**STATED GOAL**
Quote the listing below in its entirety, omitting every image.

Rows from a figure dataset
* * *

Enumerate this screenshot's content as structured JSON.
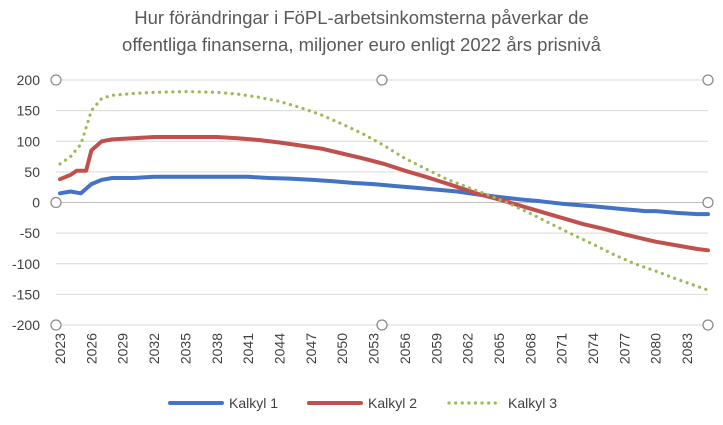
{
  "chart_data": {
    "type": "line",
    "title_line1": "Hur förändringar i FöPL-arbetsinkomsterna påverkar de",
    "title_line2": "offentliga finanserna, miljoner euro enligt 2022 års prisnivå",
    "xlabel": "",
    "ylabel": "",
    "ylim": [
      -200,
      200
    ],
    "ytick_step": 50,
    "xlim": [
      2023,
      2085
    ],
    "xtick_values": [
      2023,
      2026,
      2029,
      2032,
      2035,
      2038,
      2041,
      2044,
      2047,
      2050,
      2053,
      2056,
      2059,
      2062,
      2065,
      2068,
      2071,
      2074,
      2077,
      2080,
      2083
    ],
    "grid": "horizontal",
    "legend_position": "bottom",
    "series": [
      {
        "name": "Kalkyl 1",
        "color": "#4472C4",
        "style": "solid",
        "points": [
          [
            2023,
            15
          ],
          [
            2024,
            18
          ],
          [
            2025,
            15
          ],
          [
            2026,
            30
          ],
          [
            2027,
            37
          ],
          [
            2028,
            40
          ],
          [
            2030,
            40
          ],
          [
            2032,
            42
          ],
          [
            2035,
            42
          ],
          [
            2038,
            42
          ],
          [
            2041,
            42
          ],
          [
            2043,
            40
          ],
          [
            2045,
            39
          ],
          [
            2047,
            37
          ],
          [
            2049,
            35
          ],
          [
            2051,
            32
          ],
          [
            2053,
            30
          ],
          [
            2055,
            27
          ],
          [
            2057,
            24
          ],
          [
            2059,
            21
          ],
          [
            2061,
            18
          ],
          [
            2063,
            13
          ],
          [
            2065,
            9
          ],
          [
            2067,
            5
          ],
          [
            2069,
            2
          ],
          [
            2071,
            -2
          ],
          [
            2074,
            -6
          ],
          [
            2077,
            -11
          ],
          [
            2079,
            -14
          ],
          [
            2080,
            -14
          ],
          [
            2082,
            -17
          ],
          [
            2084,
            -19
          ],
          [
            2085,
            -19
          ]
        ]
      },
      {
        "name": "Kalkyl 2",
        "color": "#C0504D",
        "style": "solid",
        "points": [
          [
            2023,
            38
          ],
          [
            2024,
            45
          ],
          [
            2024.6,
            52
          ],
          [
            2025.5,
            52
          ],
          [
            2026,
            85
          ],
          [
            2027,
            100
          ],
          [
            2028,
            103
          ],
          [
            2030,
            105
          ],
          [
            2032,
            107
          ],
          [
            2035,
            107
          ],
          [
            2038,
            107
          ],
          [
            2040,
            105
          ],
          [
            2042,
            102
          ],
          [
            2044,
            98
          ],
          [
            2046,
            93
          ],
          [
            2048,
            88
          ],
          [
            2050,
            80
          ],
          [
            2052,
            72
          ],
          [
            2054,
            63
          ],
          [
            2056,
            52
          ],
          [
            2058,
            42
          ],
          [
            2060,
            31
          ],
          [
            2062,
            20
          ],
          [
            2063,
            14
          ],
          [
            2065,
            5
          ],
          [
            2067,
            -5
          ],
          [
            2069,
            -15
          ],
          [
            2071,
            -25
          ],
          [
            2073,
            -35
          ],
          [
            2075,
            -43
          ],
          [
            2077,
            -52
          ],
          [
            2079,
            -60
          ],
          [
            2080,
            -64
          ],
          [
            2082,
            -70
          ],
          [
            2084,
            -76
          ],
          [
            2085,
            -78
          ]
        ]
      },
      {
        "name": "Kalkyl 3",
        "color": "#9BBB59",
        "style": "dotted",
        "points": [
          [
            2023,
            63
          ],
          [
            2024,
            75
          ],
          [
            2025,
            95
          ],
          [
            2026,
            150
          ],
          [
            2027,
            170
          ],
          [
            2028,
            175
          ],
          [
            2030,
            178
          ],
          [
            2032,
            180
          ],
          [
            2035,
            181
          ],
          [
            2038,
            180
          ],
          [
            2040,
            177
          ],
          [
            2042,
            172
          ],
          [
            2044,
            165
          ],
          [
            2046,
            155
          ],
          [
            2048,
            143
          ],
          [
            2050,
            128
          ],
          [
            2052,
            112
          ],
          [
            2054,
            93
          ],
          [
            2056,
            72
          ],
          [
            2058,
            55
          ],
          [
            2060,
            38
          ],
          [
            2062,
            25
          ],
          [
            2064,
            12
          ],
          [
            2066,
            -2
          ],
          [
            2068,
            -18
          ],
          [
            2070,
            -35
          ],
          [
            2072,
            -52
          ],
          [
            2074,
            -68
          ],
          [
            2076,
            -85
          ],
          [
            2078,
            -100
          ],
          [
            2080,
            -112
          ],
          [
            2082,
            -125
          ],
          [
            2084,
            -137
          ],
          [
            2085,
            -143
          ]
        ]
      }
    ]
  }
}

* * *

**CORRECT OUTPUT**
Enumerate this screenshot's content as structured JSON.
{
  "chart_data": {
    "type": "line",
    "title_line1": "Hur förändringar i FöPL-arbetsinkomsterna påverkar de",
    "title_line2": "offentliga finanserna, miljoner euro enligt 2022 års prisnivå",
    "xlabel": "",
    "ylabel": "",
    "ylim": [
      -200,
      200
    ],
    "ytick_step": 50,
    "xlim": [
      2023,
      2085
    ],
    "xtick_values": [
      2023,
      2026,
      2029,
      2032,
      2035,
      2038,
      2041,
      2044,
      2047,
      2050,
      2053,
      2056,
      2059,
      2062,
      2065,
      2068,
      2071,
      2074,
      2077,
      2080,
      2083
    ],
    "grid": "horizontal",
    "legend_position": "bottom",
    "series": [
      {
        "name": "Kalkyl 1",
        "color": "#4472C4",
        "style": "solid",
        "points": [
          [
            2023,
            15
          ],
          [
            2024,
            18
          ],
          [
            2025,
            15
          ],
          [
            2026,
            30
          ],
          [
            2027,
            37
          ],
          [
            2028,
            40
          ],
          [
            2030,
            40
          ],
          [
            2032,
            42
          ],
          [
            2035,
            42
          ],
          [
            2038,
            42
          ],
          [
            2041,
            42
          ],
          [
            2043,
            40
          ],
          [
            2045,
            39
          ],
          [
            2047,
            37
          ],
          [
            2049,
            35
          ],
          [
            2051,
            32
          ],
          [
            2053,
            30
          ],
          [
            2055,
            27
          ],
          [
            2057,
            24
          ],
          [
            2059,
            21
          ],
          [
            2061,
            18
          ],
          [
            2063,
            13
          ],
          [
            2065,
            9
          ],
          [
            2067,
            5
          ],
          [
            2069,
            2
          ],
          [
            2071,
            -2
          ],
          [
            2074,
            -6
          ],
          [
            2077,
            -11
          ],
          [
            2079,
            -14
          ],
          [
            2080,
            -14
          ],
          [
            2082,
            -17
          ],
          [
            2084,
            -19
          ],
          [
            2085,
            -19
          ]
        ]
      },
      {
        "name": "Kalkyl 2",
        "color": "#C0504D",
        "style": "solid",
        "points": [
          [
            2023,
            38
          ],
          [
            2024,
            45
          ],
          [
            2024.6,
            52
          ],
          [
            2025.5,
            52
          ],
          [
            2026,
            85
          ],
          [
            2027,
            100
          ],
          [
            2028,
            103
          ],
          [
            2030,
            105
          ],
          [
            2032,
            107
          ],
          [
            2035,
            107
          ],
          [
            2038,
            107
          ],
          [
            2040,
            105
          ],
          [
            2042,
            102
          ],
          [
            2044,
            98
          ],
          [
            2046,
            93
          ],
          [
            2048,
            88
          ],
          [
            2050,
            80
          ],
          [
            2052,
            72
          ],
          [
            2054,
            63
          ],
          [
            2056,
            52
          ],
          [
            2058,
            42
          ],
          [
            2060,
            31
          ],
          [
            2062,
            20
          ],
          [
            2063,
            14
          ],
          [
            2065,
            5
          ],
          [
            2067,
            -5
          ],
          [
            2069,
            -15
          ],
          [
            2071,
            -25
          ],
          [
            2073,
            -35
          ],
          [
            2075,
            -43
          ],
          [
            2077,
            -52
          ],
          [
            2079,
            -60
          ],
          [
            2080,
            -64
          ],
          [
            2082,
            -70
          ],
          [
            2084,
            -76
          ],
          [
            2085,
            -78
          ]
        ]
      },
      {
        "name": "Kalkyl 3",
        "color": "#9BBB59",
        "style": "dotted",
        "points": [
          [
            2023,
            63
          ],
          [
            2024,
            75
          ],
          [
            2025,
            95
          ],
          [
            2026,
            150
          ],
          [
            2027,
            170
          ],
          [
            2028,
            175
          ],
          [
            2030,
            178
          ],
          [
            2032,
            180
          ],
          [
            2035,
            181
          ],
          [
            2038,
            180
          ],
          [
            2040,
            177
          ],
          [
            2042,
            172
          ],
          [
            2044,
            165
          ],
          [
            2046,
            155
          ],
          [
            2048,
            143
          ],
          [
            2050,
            128
          ],
          [
            2052,
            112
          ],
          [
            2054,
            93
          ],
          [
            2056,
            72
          ],
          [
            2058,
            55
          ],
          [
            2060,
            38
          ],
          [
            2062,
            25
          ],
          [
            2064,
            12
          ],
          [
            2066,
            -2
          ],
          [
            2068,
            -18
          ],
          [
            2070,
            -35
          ],
          [
            2072,
            -52
          ],
          [
            2074,
            -68
          ],
          [
            2076,
            -85
          ],
          [
            2078,
            -100
          ],
          [
            2080,
            -112
          ],
          [
            2082,
            -125
          ],
          [
            2084,
            -137
          ],
          [
            2085,
            -143
          ]
        ]
      }
    ]
  }
}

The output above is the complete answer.